Start of DATA FOR PROCESSING
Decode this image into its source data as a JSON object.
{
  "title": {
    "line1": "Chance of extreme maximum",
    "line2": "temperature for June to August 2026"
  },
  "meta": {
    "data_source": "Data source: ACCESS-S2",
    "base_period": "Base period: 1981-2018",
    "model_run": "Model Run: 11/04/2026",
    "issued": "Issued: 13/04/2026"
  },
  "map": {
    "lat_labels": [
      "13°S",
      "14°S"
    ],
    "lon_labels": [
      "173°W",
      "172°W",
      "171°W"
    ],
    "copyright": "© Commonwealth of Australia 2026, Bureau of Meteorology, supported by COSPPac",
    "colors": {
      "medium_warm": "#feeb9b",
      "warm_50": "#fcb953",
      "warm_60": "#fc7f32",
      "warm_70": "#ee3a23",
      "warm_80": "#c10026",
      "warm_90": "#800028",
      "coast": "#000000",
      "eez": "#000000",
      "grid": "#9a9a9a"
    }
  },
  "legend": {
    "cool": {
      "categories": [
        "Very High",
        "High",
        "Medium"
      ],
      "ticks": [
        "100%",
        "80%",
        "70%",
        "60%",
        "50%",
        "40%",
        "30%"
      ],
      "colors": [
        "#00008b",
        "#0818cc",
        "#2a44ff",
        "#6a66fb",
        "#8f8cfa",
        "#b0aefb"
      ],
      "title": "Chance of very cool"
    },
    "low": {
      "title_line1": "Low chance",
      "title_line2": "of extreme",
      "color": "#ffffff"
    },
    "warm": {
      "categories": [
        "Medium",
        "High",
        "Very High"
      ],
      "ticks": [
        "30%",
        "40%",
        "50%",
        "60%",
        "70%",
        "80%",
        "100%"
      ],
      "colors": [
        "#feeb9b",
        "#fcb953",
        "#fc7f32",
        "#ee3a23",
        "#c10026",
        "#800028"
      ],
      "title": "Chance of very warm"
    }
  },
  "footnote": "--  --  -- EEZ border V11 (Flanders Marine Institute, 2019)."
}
End of DATA FOR PROCESSING
*INSTRUCTION*: Find the word "source" in the data and show each line that holds it.

*EXERCISE RESPONSE*:
Decode this image into its source data as a JSON object.
    "data_source": "Data source: ACCESS-S2",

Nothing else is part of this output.